Your task: Gather all lines from the material that contain "screenshot".
>> START Provided entries
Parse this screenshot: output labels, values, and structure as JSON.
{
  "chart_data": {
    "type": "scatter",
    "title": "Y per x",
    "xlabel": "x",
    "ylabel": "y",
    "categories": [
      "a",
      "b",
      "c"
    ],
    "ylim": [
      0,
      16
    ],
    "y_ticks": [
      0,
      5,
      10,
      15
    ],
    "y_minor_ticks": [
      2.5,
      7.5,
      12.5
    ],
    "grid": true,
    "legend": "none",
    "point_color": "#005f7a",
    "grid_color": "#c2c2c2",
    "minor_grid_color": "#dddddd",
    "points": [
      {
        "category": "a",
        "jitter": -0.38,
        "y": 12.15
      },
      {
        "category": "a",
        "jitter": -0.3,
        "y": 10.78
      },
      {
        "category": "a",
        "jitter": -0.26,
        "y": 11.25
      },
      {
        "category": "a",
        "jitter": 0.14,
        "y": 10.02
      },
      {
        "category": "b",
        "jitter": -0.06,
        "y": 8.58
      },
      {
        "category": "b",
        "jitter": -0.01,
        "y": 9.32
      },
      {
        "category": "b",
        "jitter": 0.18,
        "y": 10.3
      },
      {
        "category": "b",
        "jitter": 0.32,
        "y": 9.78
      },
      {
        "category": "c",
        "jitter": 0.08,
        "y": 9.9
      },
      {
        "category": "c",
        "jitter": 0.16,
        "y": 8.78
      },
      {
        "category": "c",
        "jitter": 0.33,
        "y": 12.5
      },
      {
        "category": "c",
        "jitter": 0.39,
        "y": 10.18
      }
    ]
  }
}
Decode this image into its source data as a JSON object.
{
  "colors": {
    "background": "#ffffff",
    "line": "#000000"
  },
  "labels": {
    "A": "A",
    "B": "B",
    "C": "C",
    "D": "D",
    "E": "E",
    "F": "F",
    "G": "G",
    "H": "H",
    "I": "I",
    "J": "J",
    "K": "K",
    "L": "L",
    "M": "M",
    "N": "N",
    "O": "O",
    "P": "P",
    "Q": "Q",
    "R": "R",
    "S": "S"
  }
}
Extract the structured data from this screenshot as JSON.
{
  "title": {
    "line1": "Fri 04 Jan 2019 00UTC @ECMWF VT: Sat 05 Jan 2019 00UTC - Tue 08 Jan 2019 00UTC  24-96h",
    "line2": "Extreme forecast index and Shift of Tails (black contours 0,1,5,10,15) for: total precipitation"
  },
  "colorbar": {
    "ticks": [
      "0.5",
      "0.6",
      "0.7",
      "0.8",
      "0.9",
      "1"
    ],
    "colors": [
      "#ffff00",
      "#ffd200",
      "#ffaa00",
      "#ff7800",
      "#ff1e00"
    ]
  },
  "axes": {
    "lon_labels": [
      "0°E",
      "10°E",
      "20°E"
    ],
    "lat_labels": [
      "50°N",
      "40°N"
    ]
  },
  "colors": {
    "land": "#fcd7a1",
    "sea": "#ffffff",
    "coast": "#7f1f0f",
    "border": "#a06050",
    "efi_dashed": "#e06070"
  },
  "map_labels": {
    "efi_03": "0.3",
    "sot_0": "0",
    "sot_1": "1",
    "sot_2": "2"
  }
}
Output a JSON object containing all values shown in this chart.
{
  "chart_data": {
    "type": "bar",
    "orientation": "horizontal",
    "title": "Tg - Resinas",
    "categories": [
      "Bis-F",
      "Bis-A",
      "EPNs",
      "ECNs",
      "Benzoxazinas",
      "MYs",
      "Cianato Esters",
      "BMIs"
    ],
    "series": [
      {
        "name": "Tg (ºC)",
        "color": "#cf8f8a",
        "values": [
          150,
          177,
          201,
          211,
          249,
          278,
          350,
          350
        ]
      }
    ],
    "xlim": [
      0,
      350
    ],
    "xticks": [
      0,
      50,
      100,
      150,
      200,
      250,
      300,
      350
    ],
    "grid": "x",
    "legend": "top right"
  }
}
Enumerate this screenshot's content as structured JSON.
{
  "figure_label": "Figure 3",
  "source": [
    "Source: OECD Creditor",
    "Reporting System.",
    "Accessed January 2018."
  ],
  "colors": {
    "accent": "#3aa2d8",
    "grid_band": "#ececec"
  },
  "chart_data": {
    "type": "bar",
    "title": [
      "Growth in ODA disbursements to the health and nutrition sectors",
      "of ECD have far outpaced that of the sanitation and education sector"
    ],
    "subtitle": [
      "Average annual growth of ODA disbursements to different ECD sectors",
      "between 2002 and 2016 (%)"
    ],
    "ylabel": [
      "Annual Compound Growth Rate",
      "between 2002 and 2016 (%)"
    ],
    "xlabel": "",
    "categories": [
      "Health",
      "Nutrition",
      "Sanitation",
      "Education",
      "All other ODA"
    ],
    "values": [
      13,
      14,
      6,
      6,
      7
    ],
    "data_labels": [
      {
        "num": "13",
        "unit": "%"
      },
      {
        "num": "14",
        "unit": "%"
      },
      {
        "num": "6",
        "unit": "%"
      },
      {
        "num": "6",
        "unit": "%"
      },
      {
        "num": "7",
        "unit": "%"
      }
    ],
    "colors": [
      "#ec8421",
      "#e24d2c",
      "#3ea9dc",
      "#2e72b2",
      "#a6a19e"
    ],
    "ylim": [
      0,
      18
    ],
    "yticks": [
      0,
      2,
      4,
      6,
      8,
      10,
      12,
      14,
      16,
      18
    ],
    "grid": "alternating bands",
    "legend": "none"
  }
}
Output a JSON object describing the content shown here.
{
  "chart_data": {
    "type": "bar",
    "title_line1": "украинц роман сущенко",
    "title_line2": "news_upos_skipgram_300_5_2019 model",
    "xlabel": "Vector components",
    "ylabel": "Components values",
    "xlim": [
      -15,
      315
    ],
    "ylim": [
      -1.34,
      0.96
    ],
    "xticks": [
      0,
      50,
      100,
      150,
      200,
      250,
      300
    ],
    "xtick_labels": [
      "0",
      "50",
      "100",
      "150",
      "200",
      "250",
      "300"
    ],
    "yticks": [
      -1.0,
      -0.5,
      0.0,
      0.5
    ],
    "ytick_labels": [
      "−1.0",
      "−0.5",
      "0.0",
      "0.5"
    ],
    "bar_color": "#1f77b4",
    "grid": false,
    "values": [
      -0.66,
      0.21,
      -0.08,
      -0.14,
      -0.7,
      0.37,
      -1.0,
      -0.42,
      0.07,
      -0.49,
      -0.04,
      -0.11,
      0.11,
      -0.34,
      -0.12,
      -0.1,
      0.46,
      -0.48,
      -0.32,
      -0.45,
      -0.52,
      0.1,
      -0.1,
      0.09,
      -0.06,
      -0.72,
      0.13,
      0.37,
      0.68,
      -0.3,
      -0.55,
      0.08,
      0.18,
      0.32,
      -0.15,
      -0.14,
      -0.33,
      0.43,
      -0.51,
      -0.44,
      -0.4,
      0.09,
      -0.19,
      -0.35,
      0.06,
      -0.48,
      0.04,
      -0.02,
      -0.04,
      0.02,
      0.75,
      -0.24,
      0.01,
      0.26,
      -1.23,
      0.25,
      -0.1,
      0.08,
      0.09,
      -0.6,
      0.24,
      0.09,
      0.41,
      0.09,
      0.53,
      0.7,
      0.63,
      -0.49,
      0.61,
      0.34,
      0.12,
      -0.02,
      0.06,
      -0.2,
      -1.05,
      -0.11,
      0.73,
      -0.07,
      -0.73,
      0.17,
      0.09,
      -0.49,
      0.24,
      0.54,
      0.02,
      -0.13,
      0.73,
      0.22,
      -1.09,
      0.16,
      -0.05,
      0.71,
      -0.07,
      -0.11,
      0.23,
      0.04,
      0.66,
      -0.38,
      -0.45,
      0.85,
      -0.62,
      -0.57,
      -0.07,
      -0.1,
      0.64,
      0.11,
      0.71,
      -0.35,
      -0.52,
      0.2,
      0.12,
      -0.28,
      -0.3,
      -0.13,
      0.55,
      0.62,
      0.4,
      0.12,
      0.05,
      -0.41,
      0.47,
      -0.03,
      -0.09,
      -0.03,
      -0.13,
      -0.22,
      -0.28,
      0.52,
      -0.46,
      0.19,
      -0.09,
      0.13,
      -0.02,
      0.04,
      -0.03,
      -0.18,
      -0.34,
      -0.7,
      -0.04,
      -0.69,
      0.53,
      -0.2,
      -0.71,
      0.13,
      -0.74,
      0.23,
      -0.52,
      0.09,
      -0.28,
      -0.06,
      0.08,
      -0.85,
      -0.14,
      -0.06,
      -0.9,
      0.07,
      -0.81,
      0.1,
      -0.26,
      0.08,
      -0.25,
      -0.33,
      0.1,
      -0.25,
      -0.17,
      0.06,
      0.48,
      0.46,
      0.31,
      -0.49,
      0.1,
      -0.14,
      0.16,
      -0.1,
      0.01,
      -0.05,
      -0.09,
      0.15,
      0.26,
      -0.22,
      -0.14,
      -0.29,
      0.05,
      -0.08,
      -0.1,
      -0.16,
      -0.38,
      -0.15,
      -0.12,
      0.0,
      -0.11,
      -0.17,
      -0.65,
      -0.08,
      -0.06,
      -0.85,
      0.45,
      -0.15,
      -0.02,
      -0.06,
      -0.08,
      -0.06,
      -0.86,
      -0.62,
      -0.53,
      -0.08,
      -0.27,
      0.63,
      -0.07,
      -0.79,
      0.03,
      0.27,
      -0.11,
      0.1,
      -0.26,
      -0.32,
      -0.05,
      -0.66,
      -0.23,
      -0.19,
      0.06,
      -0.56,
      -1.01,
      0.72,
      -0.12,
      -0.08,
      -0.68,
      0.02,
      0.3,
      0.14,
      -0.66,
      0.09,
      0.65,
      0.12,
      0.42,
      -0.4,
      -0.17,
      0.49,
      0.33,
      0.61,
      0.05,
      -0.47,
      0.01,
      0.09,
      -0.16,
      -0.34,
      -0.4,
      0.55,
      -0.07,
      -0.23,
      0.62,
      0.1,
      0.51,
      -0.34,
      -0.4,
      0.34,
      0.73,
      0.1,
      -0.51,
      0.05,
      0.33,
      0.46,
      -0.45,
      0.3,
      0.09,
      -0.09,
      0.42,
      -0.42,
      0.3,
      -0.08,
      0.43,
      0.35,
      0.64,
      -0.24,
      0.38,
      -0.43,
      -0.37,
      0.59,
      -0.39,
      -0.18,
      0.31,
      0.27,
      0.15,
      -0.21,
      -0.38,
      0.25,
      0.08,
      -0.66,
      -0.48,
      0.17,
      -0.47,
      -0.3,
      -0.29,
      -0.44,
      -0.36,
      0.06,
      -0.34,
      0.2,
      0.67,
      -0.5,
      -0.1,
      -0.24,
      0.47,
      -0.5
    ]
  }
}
>> END Provided entries
Task result:
Parse this screenshot: output labels, values, and structure as JSON.
Extract the structured data from this screenshot as JSON.
Enumerate this screenshot's content as structured JSON.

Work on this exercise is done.